* [Data for this task]
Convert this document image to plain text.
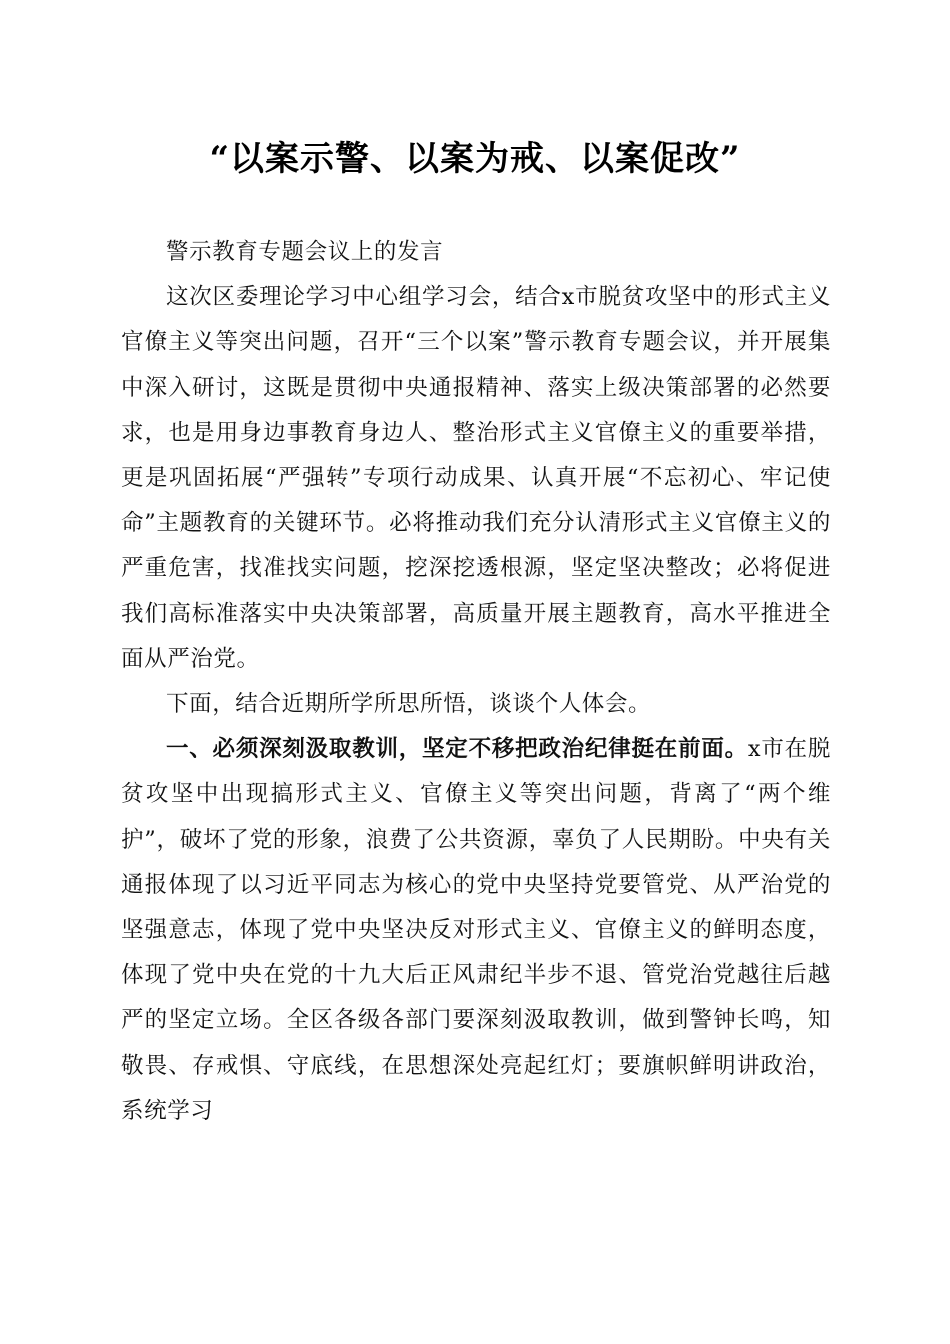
“以案示警、以案为戒、以案促改”

警示教育专题会议上的发言

这次区委理论学习中心组学习会，结合x市脱贫攻坚中的形式主义官僚主义等突出问题，召开“三个以案”警示教育专题会议，并开展集中深入研讨，这既是贯彻中央通报精神、落实上级决策部署的必然要求，也是用身边事教育身边人、整治形式主义官僚主义的重要举措，更是巩固拓展“严强转”专项行动成果、认真开展“不忘初心、牢记使命”主题教育的关键环节。必将推动我们充分认清形式主义官僚主义的严重危害，找准找实问题，挖深挖透根源，坚定坚决整改；必将促进我们高标准落实中央决策部署，高质量开展主题教育，高水平推进全面从严治党。

下面，结合近期所学所思所悟，谈谈个人体会。

一、必须深刻汲取教训，坚定不移把政治纪律挺在前面。x市在脱贫攻坚中出现搞形式主义、官僚主义等突出问题，背离了“两个维护”，破坏了党的形象，浪费了公共资源，辜负了人民期盼。中央有关通报体现了以习近平同志为核心的党中央坚持党要管党、从严治党的坚强意志，体现了党中央坚决反对形式主义、官僚主义的鲜明态度，体现了党中央在党的十九大后正风肃纪半步不退、管党治党越往后越严的坚定立场。全区各级各部门要深刻汲取教训，做到警钟长鸣，知敬畏、存戒惧、守底线，在思想深处亮起红灯；要旗帜鲜明讲政治，系统学习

* [Task brief]
Restate each line of the records exactly; pictures do not belong in the copy.

* [Answer to the exercise]
Convert this document image to plain text.
“以案示警、以案为戒、以案促改”

警示教育专题会议上的发言

这次区委理论学习中心组学习会，结合x市脱贫攻坚中的形式主义官僚主义等突出问题，召开“三个以案”警示教育专题会议，并开展集中深入研讨，这既是贯彻中央通报精神、落实上级决策部署的必然要求，也是用身边事教育身边人、整治形式主义官僚主义的重要举措，更是巩固拓展“严强转”专项行动成果、认真开展“不忘初心、牢记使命”主题教育的关键环节。必将推动我们充分认清形式主义官僚主义的严重危害，找准找实问题，挖深挖透根源，坚定坚决整改；必将促进我们高标准落实中央决策部署，高质量开展主题教育，高水平推进全面从严治党。

下面，结合近期所学所思所悟，谈谈个人体会。

一、必须深刻汲取教训，坚定不移把政治纪律挺在前面。x市在脱贫攻坚中出现搞形式主义、官僚主义等突出问题，背离了“两个维护”，破坏了党的形象，浪费了公共资源，辜负了人民期盼。中央有关通报体现了以习近平同志为核心的党中央坚持党要管党、从严治党的坚强意志，体现了党中央坚决反对形式主义、官僚主义的鲜明态度，体现了党中央在党的十九大后正风肃纪半步不退、管党治党越往后越严的坚定立场。全区各级各部门要深刻汲取教训，做到警钟长鸣，知敬畏、存戒惧、守底线，在思想深处亮起红灯；要旗帜鲜明讲政治，系统学习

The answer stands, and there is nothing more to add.